**Available data**
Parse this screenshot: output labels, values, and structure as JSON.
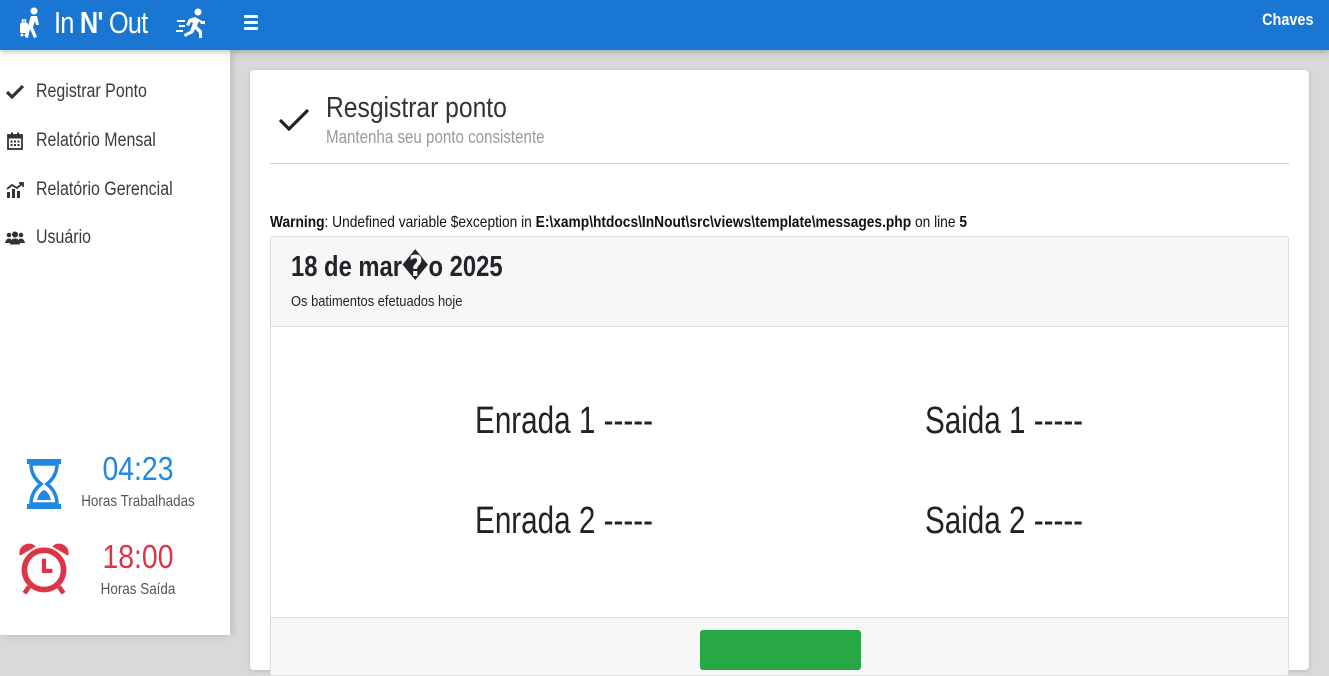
{
  "header": {
    "brand_in": "In",
    "brand_n": "N'",
    "brand_out": "Out",
    "user": "Chaves",
    "color": "#1976d2"
  },
  "sidebar": {
    "items": [
      {
        "label": "Registrar Ponto",
        "icon": "check-icon"
      },
      {
        "label": "Relatório Mensal",
        "icon": "calendar-icon"
      },
      {
        "label": "Relatório Gerencial",
        "icon": "chart-icon"
      },
      {
        "label": "Usuário",
        "icon": "users-icon"
      }
    ],
    "worked": {
      "value": "04:23",
      "caption": "Horas Trabalhadas",
      "color": "#1e88e5",
      "icon": "hourglass-icon"
    },
    "exit": {
      "value": "18:00",
      "caption": "Horas Saída",
      "color": "#dc3545",
      "icon": "alarm-clock-icon"
    }
  },
  "main": {
    "title": "Resgistrar ponto",
    "subtitle": "Mantenha seu ponto consistente",
    "warning": {
      "label": "Warning",
      "text1": ": Undefined variable $exception in ",
      "path": "E:\\xamp\\htdocs\\InNout\\src\\views\\template\\messages.php",
      "text2": " on line ",
      "line": "5"
    },
    "date": "18 de mar�o 2025",
    "date_sub": "Os batimentos efetuados hoje",
    "punches": {
      "in1": "Enrada 1 -----",
      "out1": "Saida 1 -----",
      "in2": "Enrada 2 -----",
      "out2": "Saida 2 -----"
    },
    "button_color": "#28a745"
  }
}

**What the task asks**
Your task is to list each line of the records with the word "caption".

**Exercise answer**
      "caption": "Horas Trabalhadas",
      "caption": "Horas Saída",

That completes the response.